» **EXERCISE DIRECTIONS**: Reproduce every one of the following entries verbatim, preserving each line as it appears.

## begin RECORDS FOR THE EXERCISE

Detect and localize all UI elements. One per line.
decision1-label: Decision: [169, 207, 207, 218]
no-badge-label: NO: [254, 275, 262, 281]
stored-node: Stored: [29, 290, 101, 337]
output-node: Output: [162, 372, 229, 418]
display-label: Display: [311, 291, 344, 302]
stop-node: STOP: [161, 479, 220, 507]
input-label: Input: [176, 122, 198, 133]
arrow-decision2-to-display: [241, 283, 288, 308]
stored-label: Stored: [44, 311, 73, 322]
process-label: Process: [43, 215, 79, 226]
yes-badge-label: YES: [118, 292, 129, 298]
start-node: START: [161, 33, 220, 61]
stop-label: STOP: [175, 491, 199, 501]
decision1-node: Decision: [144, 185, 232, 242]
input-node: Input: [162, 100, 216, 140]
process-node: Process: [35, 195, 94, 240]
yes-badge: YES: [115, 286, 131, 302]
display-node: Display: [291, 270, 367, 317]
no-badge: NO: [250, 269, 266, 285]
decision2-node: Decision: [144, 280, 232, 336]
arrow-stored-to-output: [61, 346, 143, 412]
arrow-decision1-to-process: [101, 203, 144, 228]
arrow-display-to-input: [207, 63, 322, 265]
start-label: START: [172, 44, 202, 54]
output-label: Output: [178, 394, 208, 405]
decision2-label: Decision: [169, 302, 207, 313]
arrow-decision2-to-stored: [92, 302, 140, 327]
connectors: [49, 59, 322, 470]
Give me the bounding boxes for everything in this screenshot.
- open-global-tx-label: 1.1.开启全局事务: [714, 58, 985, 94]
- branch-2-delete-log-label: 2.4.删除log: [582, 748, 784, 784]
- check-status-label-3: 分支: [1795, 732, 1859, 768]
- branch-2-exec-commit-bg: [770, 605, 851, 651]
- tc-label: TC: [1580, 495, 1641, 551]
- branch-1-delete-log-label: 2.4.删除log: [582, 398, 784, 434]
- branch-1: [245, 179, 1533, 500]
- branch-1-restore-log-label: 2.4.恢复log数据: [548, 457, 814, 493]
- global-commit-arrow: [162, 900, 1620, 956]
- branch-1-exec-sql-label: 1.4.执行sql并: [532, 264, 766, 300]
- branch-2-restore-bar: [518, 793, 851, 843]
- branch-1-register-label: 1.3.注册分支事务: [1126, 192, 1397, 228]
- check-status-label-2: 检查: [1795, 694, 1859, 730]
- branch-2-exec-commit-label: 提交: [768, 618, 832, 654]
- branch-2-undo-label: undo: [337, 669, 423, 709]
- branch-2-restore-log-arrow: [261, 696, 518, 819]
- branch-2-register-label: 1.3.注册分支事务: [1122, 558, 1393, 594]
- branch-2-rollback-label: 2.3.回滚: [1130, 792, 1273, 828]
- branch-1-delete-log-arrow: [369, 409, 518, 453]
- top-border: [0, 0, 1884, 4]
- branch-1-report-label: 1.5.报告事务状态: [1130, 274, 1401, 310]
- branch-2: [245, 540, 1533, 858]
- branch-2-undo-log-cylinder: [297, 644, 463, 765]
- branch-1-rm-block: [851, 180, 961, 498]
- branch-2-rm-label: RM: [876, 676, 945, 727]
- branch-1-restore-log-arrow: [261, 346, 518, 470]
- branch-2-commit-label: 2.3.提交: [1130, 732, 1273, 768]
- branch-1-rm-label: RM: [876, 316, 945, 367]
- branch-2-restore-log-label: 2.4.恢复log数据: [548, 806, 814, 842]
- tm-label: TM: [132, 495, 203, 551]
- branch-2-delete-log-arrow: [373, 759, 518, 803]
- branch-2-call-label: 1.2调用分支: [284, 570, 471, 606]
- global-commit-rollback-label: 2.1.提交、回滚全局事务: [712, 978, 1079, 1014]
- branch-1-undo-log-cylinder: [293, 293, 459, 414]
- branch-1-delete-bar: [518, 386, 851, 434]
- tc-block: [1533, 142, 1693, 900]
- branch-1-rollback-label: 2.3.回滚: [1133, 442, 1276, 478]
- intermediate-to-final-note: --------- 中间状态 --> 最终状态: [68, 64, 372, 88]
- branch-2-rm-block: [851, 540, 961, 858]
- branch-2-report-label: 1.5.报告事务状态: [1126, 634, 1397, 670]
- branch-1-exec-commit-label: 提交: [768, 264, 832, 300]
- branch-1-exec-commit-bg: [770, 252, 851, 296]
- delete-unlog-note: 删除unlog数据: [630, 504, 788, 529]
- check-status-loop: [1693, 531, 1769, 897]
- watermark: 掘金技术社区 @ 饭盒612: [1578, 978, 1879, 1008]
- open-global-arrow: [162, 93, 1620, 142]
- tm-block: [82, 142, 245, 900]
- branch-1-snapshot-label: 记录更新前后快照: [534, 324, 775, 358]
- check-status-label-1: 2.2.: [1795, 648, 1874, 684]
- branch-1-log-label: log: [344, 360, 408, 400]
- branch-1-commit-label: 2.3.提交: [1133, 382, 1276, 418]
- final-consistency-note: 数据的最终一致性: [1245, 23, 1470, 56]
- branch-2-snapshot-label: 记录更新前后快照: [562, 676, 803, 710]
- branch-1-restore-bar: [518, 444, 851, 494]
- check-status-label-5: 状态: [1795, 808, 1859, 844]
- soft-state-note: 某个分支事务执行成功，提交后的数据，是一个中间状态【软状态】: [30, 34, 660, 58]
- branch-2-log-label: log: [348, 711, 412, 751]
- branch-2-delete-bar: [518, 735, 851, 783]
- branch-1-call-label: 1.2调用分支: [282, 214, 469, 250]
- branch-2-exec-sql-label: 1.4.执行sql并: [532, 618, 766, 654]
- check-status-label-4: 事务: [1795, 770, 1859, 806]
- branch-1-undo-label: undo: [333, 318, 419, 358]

## end RECORDS FOR THE EXERCISE

» **SOLUTION FOR THIS PROBLEM**:
Detect and localize all UI elements. One per line.
decision1-label: Decision: [169, 207, 207, 218]
no-badge-label: NO: [254, 275, 262, 281]
stored-node: Stored: [29, 290, 101, 337]
output-node: Output: [162, 372, 229, 418]
display-label: Display: [311, 291, 344, 302]
stop-node: STOP: [161, 479, 220, 507]
input-label: Input: [176, 122, 198, 133]
arrow-decision2-to-display: [241, 283, 288, 308]
stored-label: Stored: [44, 311, 73, 322]
process-label: Process: [43, 215, 79, 226]
yes-badge-label: YES: [118, 292, 129, 298]
start-node: START: [161, 33, 220, 61]
stop-label: STOP: [175, 491, 199, 501]
decision1-node: Decision: [144, 185, 232, 242]
input-node: Input: [162, 100, 216, 140]
process-node: Process: [35, 195, 94, 240]
yes-badge: YES: [115, 286, 131, 302]
display-node: Display: [291, 270, 367, 317]
no-badge: NO: [250, 269, 266, 285]
decision2-node: Decision: [144, 280, 232, 336]
arrow-stored-to-output: [61, 346, 143, 412]
arrow-decision1-to-process: [101, 203, 144, 228]
arrow-display-to-input: [207, 63, 322, 265]
start-label: START: [172, 44, 202, 54]
output-label: Output: [178, 394, 208, 405]
decision2-label: Decision: [169, 302, 207, 313]
arrow-decision2-to-stored: [92, 302, 140, 327]
connectors: [49, 59, 322, 470]
Give me the bounding boxes for everything in this screenshot.
- open-global-tx-label: 1.1.开启全局事务: [714, 58, 985, 94]
- branch-2-delete-log-label: 2.4.删除log: [582, 748, 784, 784]
- check-status-label-3: 分支: [1795, 732, 1859, 768]
- branch-2-exec-commit-bg: [770, 605, 851, 651]
- tc-label: TC: [1580, 495, 1641, 551]
- branch-1-delete-log-label: 2.4.删除log: [582, 398, 784, 434]
- branch-1: [245, 179, 1533, 500]
- branch-1-restore-log-label: 2.4.恢复log数据: [548, 457, 814, 493]
- global-commit-arrow: [162, 900, 1620, 956]
- branch-1-exec-sql-label: 1.4.执行sql并: [532, 264, 766, 300]
- branch-2-restore-bar: [518, 793, 851, 843]
- branch-1-register-label: 1.3.注册分支事务: [1126, 192, 1397, 228]
- check-status-label-2: 检查: [1795, 694, 1859, 730]
- branch-2-exec-commit-label: 提交: [768, 618, 832, 654]
- branch-2-undo-label: undo: [337, 669, 423, 709]
- branch-2-restore-log-arrow: [261, 696, 518, 819]
- branch-2-register-label: 1.3.注册分支事务: [1122, 558, 1393, 594]
- branch-2-rollback-label: 2.3.回滚: [1130, 792, 1273, 828]
- branch-1-delete-log-arrow: [369, 409, 518, 453]
- top-border: [0, 0, 1884, 4]
- branch-1-report-label: 1.5.报告事务状态: [1130, 274, 1401, 310]
- branch-2: [245, 540, 1533, 858]
- branch-2-undo-log-cylinder: [297, 644, 463, 765]
- branch-1-rm-block: [851, 180, 961, 498]
- branch-2-rm-label: RM: [876, 676, 945, 727]
- branch-1-restore-log-arrow: [261, 346, 518, 470]
- branch-2-commit-label: 2.3.提交: [1130, 732, 1273, 768]
- branch-1-rm-label: RM: [876, 316, 945, 367]
- branch-2-restore-log-label: 2.4.恢复log数据: [548, 806, 814, 842]
- tm-label: TM: [132, 495, 203, 551]
- branch-2-delete-log-arrow: [373, 759, 518, 803]
- branch-2-call-label: 1.2调用分支: [284, 570, 471, 606]
- global-commit-rollback-label: 2.1.提交、回滚全局事务: [712, 978, 1079, 1014]
- branch-1-undo-log-cylinder: [293, 293, 459, 414]
- branch-1-delete-bar: [518, 386, 851, 434]
- tc-block: [1533, 142, 1693, 900]
- branch-1-rollback-label: 2.3.回滚: [1133, 442, 1276, 478]
- intermediate-to-final-note: --------- 中间状态 --> 最终状态: [68, 64, 372, 88]
- branch-2-rm-block: [851, 540, 961, 858]
- branch-2-report-label: 1.5.报告事务状态: [1126, 634, 1397, 670]
- branch-1-exec-commit-label: 提交: [768, 264, 832, 300]
- branch-1-exec-commit-bg: [770, 252, 851, 296]
- delete-unlog-note: 删除unlog数据: [630, 504, 788, 529]
- check-status-loop: [1693, 531, 1769, 897]
- watermark: 掘金技术社区 @ 饭盒612: [1578, 978, 1879, 1008]
- open-global-arrow: [162, 93, 1620, 142]
- tm-block: [82, 142, 245, 900]
- branch-1-snapshot-label: 记录更新前后快照: [534, 324, 775, 358]
- check-status-label-1: 2.2.: [1795, 648, 1874, 684]
- branch-1-log-label: log: [344, 360, 408, 400]
- branch-1-commit-label: 2.3.提交: [1133, 382, 1276, 418]
- final-consistency-note: 数据的最终一致性: [1245, 23, 1470, 56]
- branch-2-snapshot-label: 记录更新前后快照: [562, 676, 803, 710]
- branch-1-restore-bar: [518, 444, 851, 494]
- check-status-label-5: 状态: [1795, 808, 1859, 844]
- soft-state-note: 某个分支事务执行成功，提交后的数据，是一个中间状态【软状态】: [30, 34, 660, 58]
- branch-2-log-label: log: [348, 711, 412, 751]
- branch-2-delete-bar: [518, 735, 851, 783]
- branch-1-call-label: 1.2调用分支: [282, 214, 469, 250]
- branch-2-exec-sql-label: 1.4.执行sql并: [532, 618, 766, 654]
- check-status-label-4: 事务: [1795, 770, 1859, 806]
- branch-1-undo-label: undo: [333, 318, 419, 358]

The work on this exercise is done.